- Exercise objective:
Copy out, from the entries below, each line holding the string "земель".
— Begin Data in this exercise —
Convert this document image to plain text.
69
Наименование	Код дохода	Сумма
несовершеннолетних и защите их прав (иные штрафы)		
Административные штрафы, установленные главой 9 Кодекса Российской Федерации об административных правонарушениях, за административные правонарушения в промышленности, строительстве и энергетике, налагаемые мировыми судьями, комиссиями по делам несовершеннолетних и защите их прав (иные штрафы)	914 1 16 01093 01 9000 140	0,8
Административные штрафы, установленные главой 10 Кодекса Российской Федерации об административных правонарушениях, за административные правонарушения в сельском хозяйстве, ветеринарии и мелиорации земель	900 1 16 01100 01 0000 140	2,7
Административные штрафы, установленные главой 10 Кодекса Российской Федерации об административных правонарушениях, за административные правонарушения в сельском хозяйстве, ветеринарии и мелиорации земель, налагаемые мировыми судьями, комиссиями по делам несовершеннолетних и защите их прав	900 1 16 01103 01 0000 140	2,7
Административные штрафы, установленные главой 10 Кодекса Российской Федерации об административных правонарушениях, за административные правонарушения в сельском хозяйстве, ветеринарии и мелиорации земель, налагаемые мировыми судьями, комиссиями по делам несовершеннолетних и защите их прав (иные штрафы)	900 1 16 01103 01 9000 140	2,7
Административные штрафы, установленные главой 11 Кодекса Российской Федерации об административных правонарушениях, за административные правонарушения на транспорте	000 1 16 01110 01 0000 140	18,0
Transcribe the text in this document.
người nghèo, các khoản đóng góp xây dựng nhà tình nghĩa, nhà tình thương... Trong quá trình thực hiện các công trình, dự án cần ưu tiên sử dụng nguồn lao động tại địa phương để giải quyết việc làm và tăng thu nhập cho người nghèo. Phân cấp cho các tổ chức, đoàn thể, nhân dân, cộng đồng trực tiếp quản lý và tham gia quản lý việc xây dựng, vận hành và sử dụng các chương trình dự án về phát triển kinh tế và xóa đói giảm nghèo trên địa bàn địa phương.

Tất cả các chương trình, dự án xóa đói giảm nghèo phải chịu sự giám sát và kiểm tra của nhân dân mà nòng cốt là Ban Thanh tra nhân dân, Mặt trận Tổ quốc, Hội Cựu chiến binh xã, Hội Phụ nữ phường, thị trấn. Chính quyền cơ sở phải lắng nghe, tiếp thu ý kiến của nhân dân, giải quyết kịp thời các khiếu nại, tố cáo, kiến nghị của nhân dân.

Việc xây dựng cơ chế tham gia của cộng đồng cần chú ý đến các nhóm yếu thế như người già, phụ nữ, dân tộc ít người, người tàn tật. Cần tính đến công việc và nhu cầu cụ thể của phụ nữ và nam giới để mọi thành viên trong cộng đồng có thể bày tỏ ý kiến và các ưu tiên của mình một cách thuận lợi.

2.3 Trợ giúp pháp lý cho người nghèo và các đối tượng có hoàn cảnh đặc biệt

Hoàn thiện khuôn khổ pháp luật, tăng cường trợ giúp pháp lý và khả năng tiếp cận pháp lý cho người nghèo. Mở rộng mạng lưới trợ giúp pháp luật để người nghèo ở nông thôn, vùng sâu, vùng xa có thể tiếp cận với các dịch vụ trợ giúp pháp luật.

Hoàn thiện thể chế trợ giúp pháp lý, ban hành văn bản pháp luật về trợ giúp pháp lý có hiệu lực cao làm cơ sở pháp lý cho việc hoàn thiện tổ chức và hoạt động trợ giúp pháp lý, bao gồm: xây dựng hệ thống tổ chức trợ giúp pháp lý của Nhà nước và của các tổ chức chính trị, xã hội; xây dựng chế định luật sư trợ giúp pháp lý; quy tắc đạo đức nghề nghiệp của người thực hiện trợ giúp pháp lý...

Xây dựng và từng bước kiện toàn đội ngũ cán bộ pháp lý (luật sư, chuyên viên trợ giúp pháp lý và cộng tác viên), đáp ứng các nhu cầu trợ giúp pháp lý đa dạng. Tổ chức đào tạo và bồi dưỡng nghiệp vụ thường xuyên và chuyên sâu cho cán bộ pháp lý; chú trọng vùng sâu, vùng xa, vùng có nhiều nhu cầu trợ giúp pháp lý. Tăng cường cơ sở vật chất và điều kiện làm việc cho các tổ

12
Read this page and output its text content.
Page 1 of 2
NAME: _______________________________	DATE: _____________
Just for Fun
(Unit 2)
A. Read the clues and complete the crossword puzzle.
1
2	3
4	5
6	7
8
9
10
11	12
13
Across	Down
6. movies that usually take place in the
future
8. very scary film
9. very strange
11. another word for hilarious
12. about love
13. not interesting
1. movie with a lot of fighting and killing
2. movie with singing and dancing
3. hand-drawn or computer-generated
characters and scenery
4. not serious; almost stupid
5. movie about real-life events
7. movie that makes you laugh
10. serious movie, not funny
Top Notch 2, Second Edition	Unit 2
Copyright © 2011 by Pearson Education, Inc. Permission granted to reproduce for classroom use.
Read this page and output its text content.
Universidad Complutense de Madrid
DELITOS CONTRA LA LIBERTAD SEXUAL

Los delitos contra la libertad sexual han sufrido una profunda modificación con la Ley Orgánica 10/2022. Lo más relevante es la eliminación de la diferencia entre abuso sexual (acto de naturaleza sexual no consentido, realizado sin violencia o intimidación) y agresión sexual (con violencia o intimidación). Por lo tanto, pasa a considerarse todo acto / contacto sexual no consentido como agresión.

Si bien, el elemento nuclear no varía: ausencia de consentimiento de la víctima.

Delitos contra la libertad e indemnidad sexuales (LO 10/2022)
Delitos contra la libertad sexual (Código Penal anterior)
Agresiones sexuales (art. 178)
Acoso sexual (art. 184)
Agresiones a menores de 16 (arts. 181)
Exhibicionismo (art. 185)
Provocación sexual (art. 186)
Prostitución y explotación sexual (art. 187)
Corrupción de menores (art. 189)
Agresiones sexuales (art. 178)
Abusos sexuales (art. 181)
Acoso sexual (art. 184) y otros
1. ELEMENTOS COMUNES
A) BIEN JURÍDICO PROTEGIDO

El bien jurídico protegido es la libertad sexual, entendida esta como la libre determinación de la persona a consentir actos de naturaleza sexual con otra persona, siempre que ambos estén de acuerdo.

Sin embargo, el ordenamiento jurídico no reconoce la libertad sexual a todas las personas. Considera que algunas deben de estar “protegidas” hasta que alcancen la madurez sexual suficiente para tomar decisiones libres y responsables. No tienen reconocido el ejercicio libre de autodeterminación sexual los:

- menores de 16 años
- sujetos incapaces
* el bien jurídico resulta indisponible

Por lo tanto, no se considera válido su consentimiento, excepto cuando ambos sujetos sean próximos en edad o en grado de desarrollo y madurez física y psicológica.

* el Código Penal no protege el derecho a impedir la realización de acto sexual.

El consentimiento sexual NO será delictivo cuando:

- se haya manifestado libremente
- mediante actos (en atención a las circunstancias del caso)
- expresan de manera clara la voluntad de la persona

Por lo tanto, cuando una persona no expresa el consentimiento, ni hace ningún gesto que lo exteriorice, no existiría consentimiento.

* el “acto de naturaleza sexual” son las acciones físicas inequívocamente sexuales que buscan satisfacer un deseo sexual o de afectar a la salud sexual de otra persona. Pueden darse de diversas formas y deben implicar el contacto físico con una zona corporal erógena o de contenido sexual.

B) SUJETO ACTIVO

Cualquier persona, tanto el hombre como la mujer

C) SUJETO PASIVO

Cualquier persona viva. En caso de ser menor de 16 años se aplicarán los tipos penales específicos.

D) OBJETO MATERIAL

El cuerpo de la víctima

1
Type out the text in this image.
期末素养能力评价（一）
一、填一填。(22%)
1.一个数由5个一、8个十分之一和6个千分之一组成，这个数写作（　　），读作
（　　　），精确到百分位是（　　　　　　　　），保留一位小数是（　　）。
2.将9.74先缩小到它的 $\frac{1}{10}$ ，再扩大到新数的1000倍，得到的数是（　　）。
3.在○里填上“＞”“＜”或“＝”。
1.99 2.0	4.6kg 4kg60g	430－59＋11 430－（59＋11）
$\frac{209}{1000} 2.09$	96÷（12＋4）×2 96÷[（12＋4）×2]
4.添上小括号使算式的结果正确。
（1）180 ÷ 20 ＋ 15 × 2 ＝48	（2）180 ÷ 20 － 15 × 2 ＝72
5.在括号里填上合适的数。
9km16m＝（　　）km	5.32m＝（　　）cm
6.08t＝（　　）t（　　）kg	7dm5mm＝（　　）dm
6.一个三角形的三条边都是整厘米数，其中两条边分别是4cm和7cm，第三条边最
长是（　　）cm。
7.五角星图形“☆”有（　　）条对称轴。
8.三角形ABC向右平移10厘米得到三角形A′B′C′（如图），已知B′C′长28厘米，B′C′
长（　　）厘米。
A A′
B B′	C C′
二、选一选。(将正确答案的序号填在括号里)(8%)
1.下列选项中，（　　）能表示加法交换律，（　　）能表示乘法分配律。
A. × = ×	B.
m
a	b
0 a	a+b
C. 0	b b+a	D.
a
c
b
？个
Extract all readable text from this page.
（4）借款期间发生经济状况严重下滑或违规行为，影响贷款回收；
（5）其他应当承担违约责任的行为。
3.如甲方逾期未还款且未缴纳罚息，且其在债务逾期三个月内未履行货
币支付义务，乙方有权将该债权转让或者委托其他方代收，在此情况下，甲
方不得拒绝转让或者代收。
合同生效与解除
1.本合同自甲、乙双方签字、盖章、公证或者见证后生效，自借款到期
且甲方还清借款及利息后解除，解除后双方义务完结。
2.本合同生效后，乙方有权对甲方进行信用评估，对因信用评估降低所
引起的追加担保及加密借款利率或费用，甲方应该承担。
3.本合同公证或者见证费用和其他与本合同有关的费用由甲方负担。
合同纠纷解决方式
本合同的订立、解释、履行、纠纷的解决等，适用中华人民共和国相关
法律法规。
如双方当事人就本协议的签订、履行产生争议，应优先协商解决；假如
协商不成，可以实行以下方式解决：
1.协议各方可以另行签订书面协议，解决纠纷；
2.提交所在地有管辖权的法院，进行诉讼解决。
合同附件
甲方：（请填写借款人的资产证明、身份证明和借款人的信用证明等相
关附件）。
— End Data in this exercise —
- Full response:
Административные штрафы, установленные главой 10 Кодекса Российской Федерации об административных правонарушениях, за административные правонарушения в сельском хозяйстве, ветеринарии и мелиорации земель	900 1 16 01100 01 0000 140	2,7
Административные штрафы, установленные главой 10 Кодекса Российской Федерации об административных правонарушениях, за административные правонарушения в сельском хозяйстве, ветеринарии и мелиорации земель, налагаемые мировыми судьями, комиссиями по делам несовершеннолетних и защите их прав	900 1 16 01103 01 0000 140	2,7
Административные штрафы, установленные главой 10 Кодекса Российской Федерации об административных правонарушениях, за административные правонарушения в сельском хозяйстве, ветеринарии и мелиорации земель, налагаемые мировыми судьями, комиссиями по делам несовершеннолетних и защите их прав (иные штрафы)	900 1 16 01103 01 9000 140	2,7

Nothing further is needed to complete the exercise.